* [DIRECTION] Provide the number of lines where the word "screenshot" occurs, and no other text.

------ MATERIAL ------

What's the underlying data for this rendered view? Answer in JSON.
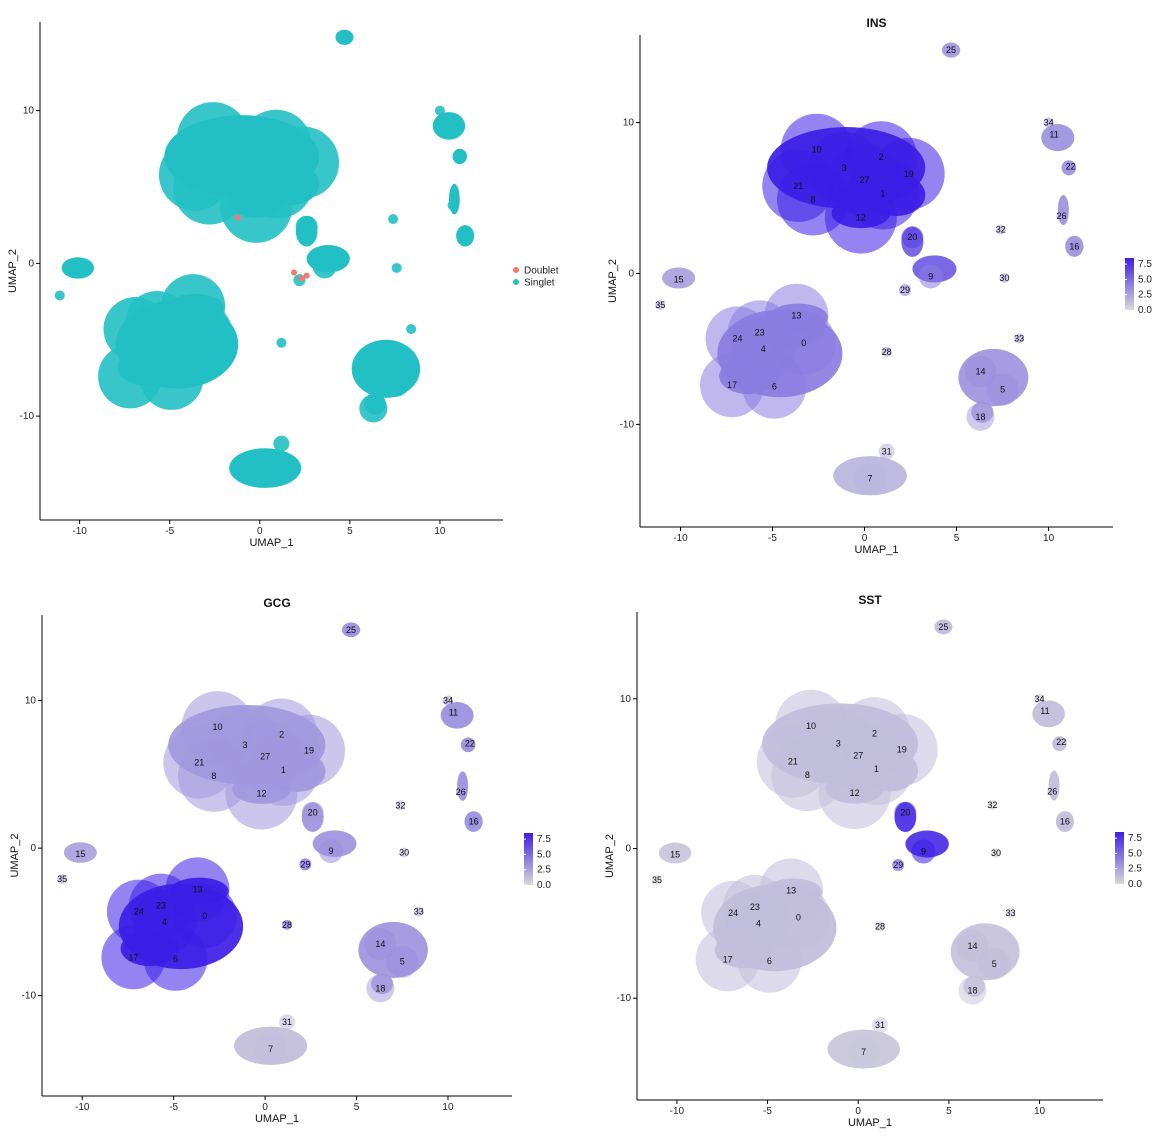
{
  "chart_data": [
    {
      "type": "scatter",
      "panel": "doublet",
      "title": "",
      "xlabel": "UMAP_1",
      "ylabel": "UMAP_2",
      "xlim": [
        -12.2,
        13.5
      ],
      "ylim": [
        -16.8,
        15.8
      ],
      "xticks": [
        "-10",
        "-5",
        "0",
        "5",
        "10"
      ],
      "xtick_values": [
        -10,
        -5,
        0,
        5,
        10
      ],
      "yticks": [
        "-10",
        "0",
        "10"
      ],
      "ytick_values": [
        -10,
        0,
        10
      ],
      "legend": {
        "placement": "right",
        "entries": [
          {
            "name": "Doublet",
            "color": "#F8766D"
          },
          {
            "name": "Singlet",
            "color": "#22C0C4"
          }
        ]
      },
      "clusters": [
        {
          "id": "25",
          "x": 4.7,
          "y": 14.8,
          "intensity": 0.35
        },
        {
          "id": "34",
          "x": 10.0,
          "y": 10.0,
          "intensity": 0.35
        },
        {
          "id": "11",
          "x": 10.3,
          "y": 9.2,
          "intensity": 0.4
        },
        {
          "id": "22",
          "x": 11.2,
          "y": 7.1,
          "intensity": 0.4
        },
        {
          "id": "26",
          "x": 10.7,
          "y": 3.8,
          "intensity": 0.35
        },
        {
          "id": "16",
          "x": 11.4,
          "y": 1.8,
          "intensity": 0.4
        },
        {
          "id": "10",
          "x": -2.6,
          "y": 8.2,
          "intensity": 1.0
        },
        {
          "id": "2",
          "x": 0.9,
          "y": 7.7,
          "intensity": 1.0
        },
        {
          "id": "3",
          "x": -1.1,
          "y": 7.0,
          "intensity": 1.0
        },
        {
          "id": "27",
          "x": 0.0,
          "y": 6.2,
          "intensity": 1.0
        },
        {
          "id": "19",
          "x": 2.4,
          "y": 6.6,
          "intensity": 1.0
        },
        {
          "id": "21",
          "x": -3.6,
          "y": 5.8,
          "intensity": 1.0
        },
        {
          "id": "1",
          "x": 1.0,
          "y": 5.3,
          "intensity": 1.0
        },
        {
          "id": "8",
          "x": -2.8,
          "y": 4.9,
          "intensity": 1.0
        },
        {
          "id": "12",
          "x": -0.2,
          "y": 3.7,
          "intensity": 1.0
        },
        {
          "id": "20",
          "x": 2.6,
          "y": 2.4,
          "intensity": 0.85
        },
        {
          "id": "9",
          "x": 3.6,
          "y": -0.2,
          "intensity": 0.5
        },
        {
          "id": "29",
          "x": 2.2,
          "y": -1.1,
          "intensity": 0.5
        },
        {
          "id": "32",
          "x": 7.4,
          "y": 2.9,
          "intensity": 0.3
        },
        {
          "id": "30",
          "x": 7.6,
          "y": -0.3,
          "intensity": 0.3
        },
        {
          "id": "15",
          "x": -10.1,
          "y": -0.4,
          "intensity": 0.3
        },
        {
          "id": "35",
          "x": -11.1,
          "y": -2.1,
          "intensity": 0.3
        },
        {
          "id": "13",
          "x": -3.7,
          "y": -2.8,
          "intensity": 0.5
        },
        {
          "id": "24",
          "x": -6.9,
          "y": -4.3,
          "intensity": 0.5
        },
        {
          "id": "23",
          "x": -5.7,
          "y": -3.9,
          "intensity": 0.5
        },
        {
          "id": "4",
          "x": -5.5,
          "y": -5.0,
          "intensity": 0.5
        },
        {
          "id": "0",
          "x": -3.3,
          "y": -4.6,
          "intensity": 0.5
        },
        {
          "id": "28",
          "x": 1.2,
          "y": -5.2,
          "intensity": 0.35
        },
        {
          "id": "17",
          "x": -7.2,
          "y": -7.4,
          "intensity": 0.5
        },
        {
          "id": "6",
          "x": -4.9,
          "y": -7.5,
          "intensity": 0.5
        },
        {
          "id": "33",
          "x": 8.4,
          "y": -4.3,
          "intensity": 0.3
        },
        {
          "id": "14",
          "x": 6.3,
          "y": -6.5,
          "intensity": 0.4
        },
        {
          "id": "5",
          "x": 7.5,
          "y": -7.7,
          "intensity": 0.4
        },
        {
          "id": "18",
          "x": 6.3,
          "y": -9.5,
          "intensity": 0.3
        },
        {
          "id": "31",
          "x": 1.2,
          "y": -11.8,
          "intensity": 0.2
        },
        {
          "id": "7",
          "x": 0.3,
          "y": -13.6,
          "intensity": 0.2
        }
      ]
    },
    {
      "type": "scatter",
      "panel": "feature",
      "title": "INS",
      "xlabel": "UMAP_1",
      "ylabel": "UMAP_2",
      "xlim": [
        -12.2,
        13.5
      ],
      "ylim": [
        -16.8,
        15.8
      ],
      "xticks": [
        "-10",
        "-5",
        "0",
        "5",
        "10"
      ],
      "xtick_values": [
        -10,
        -5,
        0,
        5,
        10
      ],
      "yticks": [
        "-10",
        "0",
        "10"
      ],
      "ytick_values": [
        -10,
        0,
        10
      ],
      "colorbar": {
        "ticks": [
          "7.5",
          "5.0",
          "2.5",
          "0.0"
        ],
        "values": [
          7.5,
          5.0,
          2.5,
          0.0
        ],
        "min": 0.0,
        "max": 8.5,
        "low_color": "#D9D9D9",
        "high_color": "#3C1EE6"
      },
      "expression": {
        "10": 1.0,
        "2": 1.0,
        "3": 1.0,
        "27": 1.0,
        "19": 1.0,
        "21": 1.0,
        "1": 1.0,
        "8": 1.0,
        "12": 1.0,
        "20": 0.85,
        "9": 0.5,
        "29": 0.5,
        "13": 0.5,
        "24": 0.5,
        "23": 0.5,
        "4": 0.5,
        "0": 0.5,
        "17": 0.5,
        "6": 0.5,
        "25": 0.35,
        "34": 0.35,
        "11": 0.4,
        "22": 0.4,
        "26": 0.35,
        "16": 0.4,
        "32": 0.3,
        "30": 0.3,
        "15": 0.3,
        "35": 0.3,
        "28": 0.35,
        "33": 0.3,
        "14": 0.4,
        "5": 0.4,
        "18": 0.3,
        "31": 0.2,
        "7": 0.2
      }
    },
    {
      "type": "scatter",
      "panel": "feature",
      "title": "GCG",
      "xlabel": "UMAP_1",
      "ylabel": "UMAP_2",
      "xlim": [
        -12.2,
        13.5
      ],
      "ylim": [
        -16.8,
        15.8
      ],
      "xticks": [
        "-10",
        "-5",
        "0",
        "5",
        "10"
      ],
      "xtick_values": [
        -10,
        -5,
        0,
        5,
        10
      ],
      "yticks": [
        "-10",
        "0",
        "10"
      ],
      "ytick_values": [
        -10,
        0,
        10
      ],
      "colorbar": {
        "ticks": [
          "7.5",
          "5.0",
          "2.5",
          "0.0"
        ],
        "values": [
          7.5,
          5.0,
          2.5,
          0.0
        ],
        "min": 0.0,
        "max": 8.5,
        "low_color": "#D9D9D9",
        "high_color": "#3C1EE6"
      },
      "expression": {
        "10": 0.35,
        "2": 0.35,
        "3": 0.35,
        "27": 0.35,
        "19": 0.35,
        "21": 0.35,
        "1": 0.35,
        "8": 0.35,
        "12": 0.35,
        "20": 0.35,
        "9": 0.4,
        "29": 0.9,
        "13": 1.0,
        "24": 1.0,
        "23": 1.0,
        "4": 1.0,
        "0": 1.0,
        "17": 1.0,
        "6": 1.0,
        "25": 0.4,
        "34": 0.35,
        "11": 0.4,
        "22": 0.4,
        "26": 0.35,
        "16": 0.45,
        "32": 0.2,
        "30": 0.2,
        "15": 0.3,
        "35": 0.3,
        "28": 0.8,
        "33": 0.25,
        "14": 0.4,
        "5": 0.4,
        "18": 0.3,
        "31": 0.15,
        "7": 0.15
      }
    },
    {
      "type": "scatter",
      "panel": "feature",
      "title": "SST",
      "xlabel": "UMAP_1",
      "ylabel": "UMAP_2",
      "xlim": [
        -12.2,
        13.5
      ],
      "ylim": [
        -16.8,
        15.8
      ],
      "xticks": [
        "-10",
        "-5",
        "0",
        "5",
        "10"
      ],
      "xtick_values": [
        -10,
        -5,
        0,
        5,
        10
      ],
      "yticks": [
        "-10",
        "0",
        "10"
      ],
      "ytick_values": [
        -10,
        0,
        10
      ],
      "colorbar": {
        "ticks": [
          "7.5",
          "5.0",
          "2.5",
          "0.0"
        ],
        "values": [
          7.5,
          5.0,
          2.5,
          0.0
        ],
        "min": 0.0,
        "max": 8.5,
        "low_color": "#D9D9D9",
        "high_color": "#3C1EE6"
      },
      "expression": {
        "10": 0.15,
        "2": 0.15,
        "3": 0.15,
        "27": 0.15,
        "19": 0.15,
        "21": 0.15,
        "1": 0.15,
        "8": 0.15,
        "12": 0.15,
        "20": 0.85,
        "9": 1.0,
        "29": 0.8,
        "13": 0.15,
        "24": 0.15,
        "23": 0.15,
        "4": 0.15,
        "0": 0.15,
        "17": 0.15,
        "6": 0.15,
        "25": 0.15,
        "34": 0.15,
        "11": 0.15,
        "22": 0.15,
        "26": 0.15,
        "16": 0.15,
        "32": 0.1,
        "30": 0.1,
        "15": 0.1,
        "35": 0.1,
        "28": 0.15,
        "33": 0.1,
        "14": 0.15,
        "5": 0.15,
        "18": 0.1,
        "31": 0.1,
        "7": 0.1
      }
    }
  ]
}
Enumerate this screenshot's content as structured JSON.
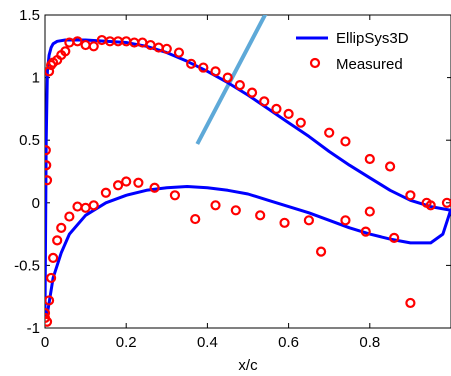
{
  "chart_data": {
    "type": "line",
    "title": "",
    "xlabel": "x/c",
    "ylabel": "",
    "xlim": [
      0,
      1
    ],
    "ylim": [
      -1,
      1.5
    ],
    "x_ticks": [
      "0",
      "0.2",
      "0.4",
      "0.6",
      "0.8"
    ],
    "y_ticks": [
      "-1",
      "-0.5",
      "0",
      "0.5",
      "1",
      "1.5"
    ],
    "x_tick_values": [
      0,
      0.2,
      0.4,
      0.6,
      0.8
    ],
    "y_tick_values": [
      -1,
      -0.5,
      0,
      0.5,
      1,
      1.5
    ],
    "grid": false,
    "legend_position": "top-right",
    "series": [
      {
        "name": "EllipSys3D",
        "kind": "line",
        "color": "#0000ff",
        "segments": [
          {
            "x": [
              0.0,
              0.003,
              0.006,
              0.01,
              0.015,
              0.02,
              0.03,
              0.05,
              0.07,
              0.1,
              0.15,
              0.2,
              0.25,
              0.3,
              0.35,
              0.4,
              0.45,
              0.5,
              0.55,
              0.6,
              0.65,
              0.7,
              0.75,
              0.8,
              0.85,
              0.9,
              0.95,
              1.0
            ],
            "y": [
              -0.9,
              0.5,
              1.05,
              1.18,
              1.24,
              1.27,
              1.29,
              1.3,
              1.3,
              1.3,
              1.29,
              1.28,
              1.25,
              1.2,
              1.13,
              1.05,
              0.96,
              0.86,
              0.75,
              0.64,
              0.53,
              0.41,
              0.3,
              0.2,
              0.1,
              0.02,
              -0.03,
              -0.06
            ]
          },
          {
            "x": [
              0.0,
              0.005,
              0.01,
              0.02,
              0.04,
              0.06,
              0.1,
              0.15,
              0.2,
              0.25,
              0.3,
              0.35,
              0.4,
              0.45,
              0.5,
              0.55,
              0.6,
              0.65,
              0.7,
              0.75,
              0.8,
              0.85,
              0.9,
              0.95,
              0.98,
              1.0
            ],
            "y": [
              -0.92,
              -0.9,
              -0.8,
              -0.6,
              -0.4,
              -0.25,
              -0.1,
              0.0,
              0.06,
              0.1,
              0.12,
              0.13,
              0.12,
              0.1,
              0.07,
              0.02,
              -0.03,
              -0.08,
              -0.14,
              -0.2,
              -0.25,
              -0.29,
              -0.32,
              -0.32,
              -0.25,
              -0.05
            ]
          }
        ]
      },
      {
        "name": "Measured",
        "kind": "scatter",
        "color": "#ff0000",
        "x": [
          0.002,
          0.003,
          0.005,
          0.01,
          0.015,
          0.02,
          0.03,
          0.04,
          0.05,
          0.06,
          0.08,
          0.1,
          0.12,
          0.14,
          0.16,
          0.18,
          0.2,
          0.22,
          0.24,
          0.26,
          0.28,
          0.3,
          0.33,
          0.36,
          0.39,
          0.42,
          0.45,
          0.48,
          0.51,
          0.54,
          0.57,
          0.6,
          0.63,
          0.7,
          0.74,
          0.8,
          0.85,
          0.9,
          0.95,
          0.0,
          0.0,
          0.005,
          0.01,
          0.015,
          0.02,
          0.03,
          0.04,
          0.06,
          0.08,
          0.1,
          0.12,
          0.15,
          0.18,
          0.2,
          0.23,
          0.27,
          0.32,
          0.37,
          0.42,
          0.47,
          0.53,
          0.59,
          0.65,
          0.68,
          0.74,
          0.79,
          0.8,
          0.86,
          0.9,
          0.94,
          0.99
        ],
        "y": [
          0.42,
          0.3,
          0.18,
          1.05,
          1.1,
          1.12,
          1.14,
          1.18,
          1.21,
          1.28,
          1.29,
          1.26,
          1.25,
          1.3,
          1.29,
          1.29,
          1.29,
          1.28,
          1.28,
          1.26,
          1.24,
          1.23,
          1.2,
          1.11,
          1.08,
          1.05,
          1.0,
          0.94,
          0.88,
          0.81,
          0.75,
          0.71,
          0.64,
          0.56,
          0.49,
          0.35,
          0.29,
          0.06,
          -0.02,
          -0.88,
          -0.92,
          -0.95,
          -0.78,
          -0.6,
          -0.44,
          -0.3,
          -0.2,
          -0.11,
          -0.03,
          -0.04,
          -0.02,
          0.08,
          0.14,
          0.17,
          0.16,
          0.12,
          0.06,
          -0.13,
          -0.02,
          -0.06,
          -0.1,
          -0.16,
          -0.14,
          -0.39,
          -0.14,
          -0.23,
          -0.07,
          -0.28,
          -0.8,
          0.0,
          0.0
        ]
      },
      {
        "name": "",
        "kind": "line",
        "color": "#5ea9d8",
        "x": [
          0.375,
          0.55
        ],
        "y": [
          0.47,
          1.55
        ]
      }
    ]
  }
}
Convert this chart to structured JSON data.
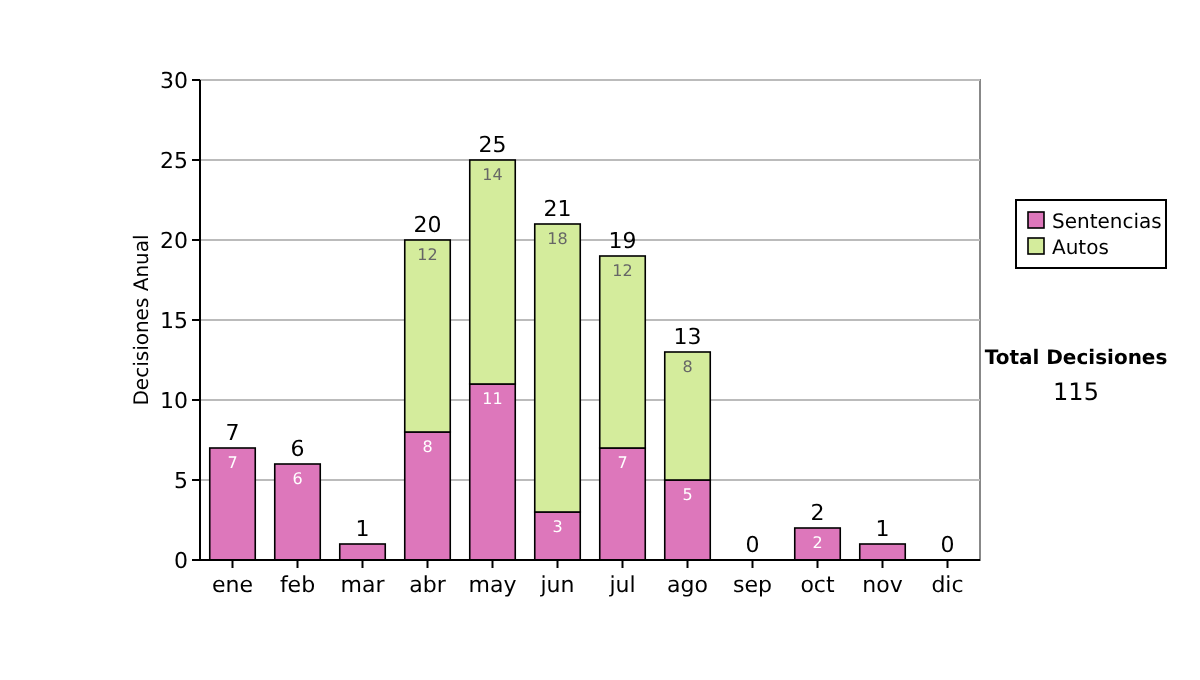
{
  "chart_data": {
    "type": "bar",
    "stacked": true,
    "ylabel": "Decisiones Anual",
    "categories": [
      "ene",
      "feb",
      "mar",
      "abr",
      "may",
      "jun",
      "jul",
      "ago",
      "sep",
      "oct",
      "nov",
      "dic"
    ],
    "series": [
      {
        "name": "Sentencias",
        "color": "#dd77bb",
        "values": [
          7,
          6,
          1,
          8,
          11,
          3,
          7,
          5,
          0,
          2,
          1,
          0
        ],
        "value_labels": [
          "7",
          "6",
          null,
          "8",
          "11",
          "3",
          "7",
          "5",
          null,
          "2",
          null,
          null
        ]
      },
      {
        "name": "Autos",
        "color": "#d4ec9c",
        "values": [
          0,
          0,
          0,
          12,
          14,
          18,
          12,
          8,
          0,
          0,
          0,
          0
        ],
        "value_labels": [
          null,
          null,
          null,
          "12",
          "14",
          "18",
          "12",
          "8",
          null,
          null,
          null,
          null
        ]
      }
    ],
    "totals": [
      "7",
      "6",
      "1",
      "20",
      "25",
      "21",
      "19",
      "13",
      "0",
      "2",
      "1",
      "0"
    ],
    "ylim": [
      0,
      30
    ],
    "yticks": [
      0,
      5,
      10,
      15,
      20,
      25,
      30
    ],
    "grid": "y",
    "legend": "right",
    "annotations": [
      "Total Decisiones",
      "115"
    ]
  }
}
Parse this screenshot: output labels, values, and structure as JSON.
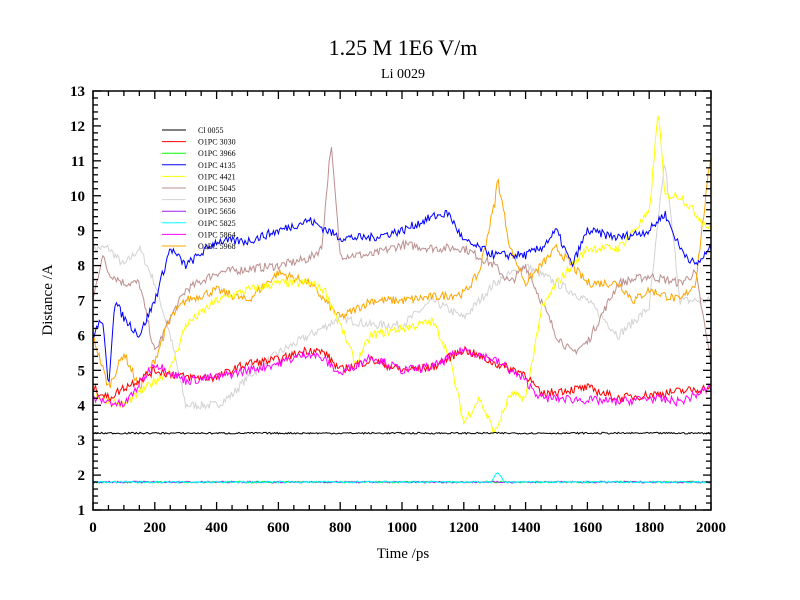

------

* [WRITTEN REPLY] 2